■ **SET TASK**:
Output every line of the material exactly, omitting images.

= = =

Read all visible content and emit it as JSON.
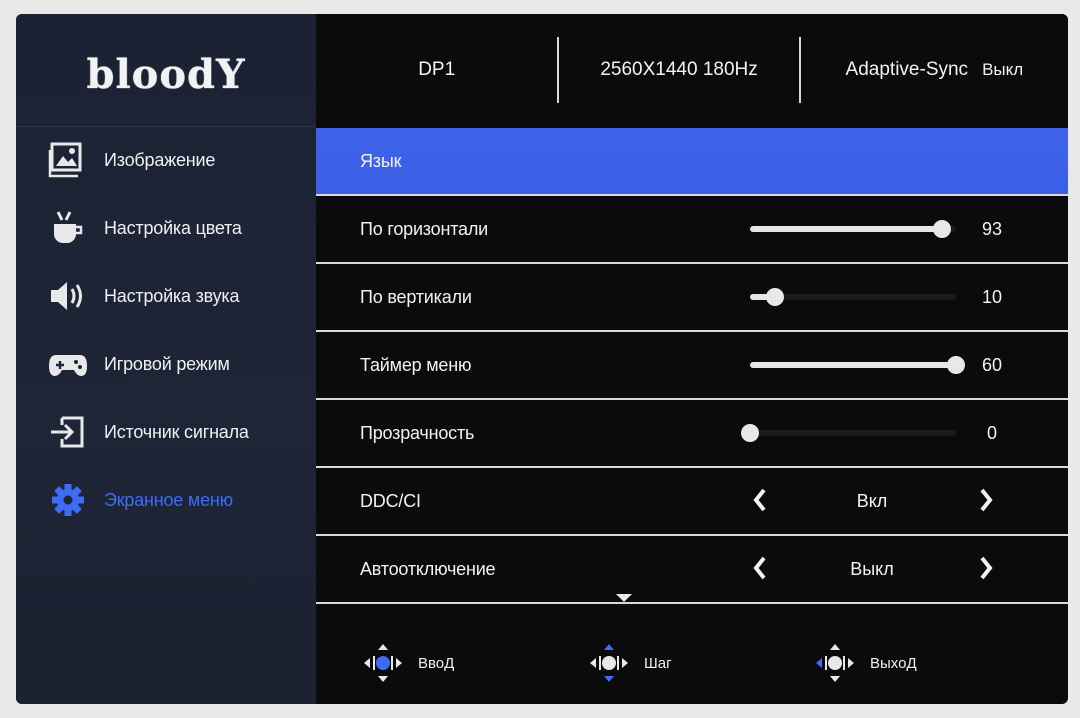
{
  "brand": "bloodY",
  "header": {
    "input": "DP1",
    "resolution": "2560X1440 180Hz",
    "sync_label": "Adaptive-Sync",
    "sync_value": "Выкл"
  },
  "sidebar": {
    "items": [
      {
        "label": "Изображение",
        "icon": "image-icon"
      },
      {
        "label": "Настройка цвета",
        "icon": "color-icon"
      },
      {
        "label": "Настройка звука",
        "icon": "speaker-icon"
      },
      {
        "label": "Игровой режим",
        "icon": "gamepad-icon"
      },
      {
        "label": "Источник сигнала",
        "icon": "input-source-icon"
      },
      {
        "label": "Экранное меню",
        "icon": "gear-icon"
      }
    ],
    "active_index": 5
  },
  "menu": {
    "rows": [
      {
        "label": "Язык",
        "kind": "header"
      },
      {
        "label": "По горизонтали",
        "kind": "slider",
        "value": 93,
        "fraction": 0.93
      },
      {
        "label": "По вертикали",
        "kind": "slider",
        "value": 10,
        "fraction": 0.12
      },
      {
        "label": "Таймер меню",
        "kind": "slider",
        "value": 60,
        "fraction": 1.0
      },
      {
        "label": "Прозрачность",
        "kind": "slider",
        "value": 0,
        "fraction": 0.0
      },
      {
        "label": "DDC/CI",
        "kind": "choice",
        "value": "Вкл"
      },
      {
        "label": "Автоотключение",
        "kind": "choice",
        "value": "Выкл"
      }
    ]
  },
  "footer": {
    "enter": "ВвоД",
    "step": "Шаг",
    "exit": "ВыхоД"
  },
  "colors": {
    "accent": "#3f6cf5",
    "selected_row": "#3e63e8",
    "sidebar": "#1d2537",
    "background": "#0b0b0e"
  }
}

= = =

■ **SOLUTION TO THIS EXERCISE**:
Read all visible content and emit it as JSON.
{
  "brand": "bloodY",
  "header": {
    "input": "DP1",
    "resolution": "2560X1440 180Hz",
    "sync_label": "Adaptive-Sync",
    "sync_value": "Выкл"
  },
  "sidebar": {
    "items": [
      {
        "label": "Изображение",
        "icon": "image-icon"
      },
      {
        "label": "Настройка цвета",
        "icon": "color-icon"
      },
      {
        "label": "Настройка звука",
        "icon": "speaker-icon"
      },
      {
        "label": "Игровой режим",
        "icon": "gamepad-icon"
      },
      {
        "label": "Источник сигнала",
        "icon": "input-source-icon"
      },
      {
        "label": "Экранное меню",
        "icon": "gear-icon"
      }
    ],
    "active_index": 5
  },
  "menu": {
    "rows": [
      {
        "label": "Язык",
        "kind": "header"
      },
      {
        "label": "По горизонтали",
        "kind": "slider",
        "value": 93,
        "fraction": 0.93
      },
      {
        "label": "По вертикали",
        "kind": "slider",
        "value": 10,
        "fraction": 0.12
      },
      {
        "label": "Таймер меню",
        "kind": "slider",
        "value": 60,
        "fraction": 1.0
      },
      {
        "label": "Прозрачность",
        "kind": "slider",
        "value": 0,
        "fraction": 0.0
      },
      {
        "label": "DDC/CI",
        "kind": "choice",
        "value": "Вкл"
      },
      {
        "label": "Автоотключение",
        "kind": "choice",
        "value": "Выкл"
      }
    ]
  },
  "footer": {
    "enter": "ВвоД",
    "step": "Шаг",
    "exit": "ВыхоД"
  },
  "colors": {
    "accent": "#3f6cf5",
    "selected_row": "#3e63e8",
    "sidebar": "#1d2537",
    "background": "#0b0b0e"
  }
}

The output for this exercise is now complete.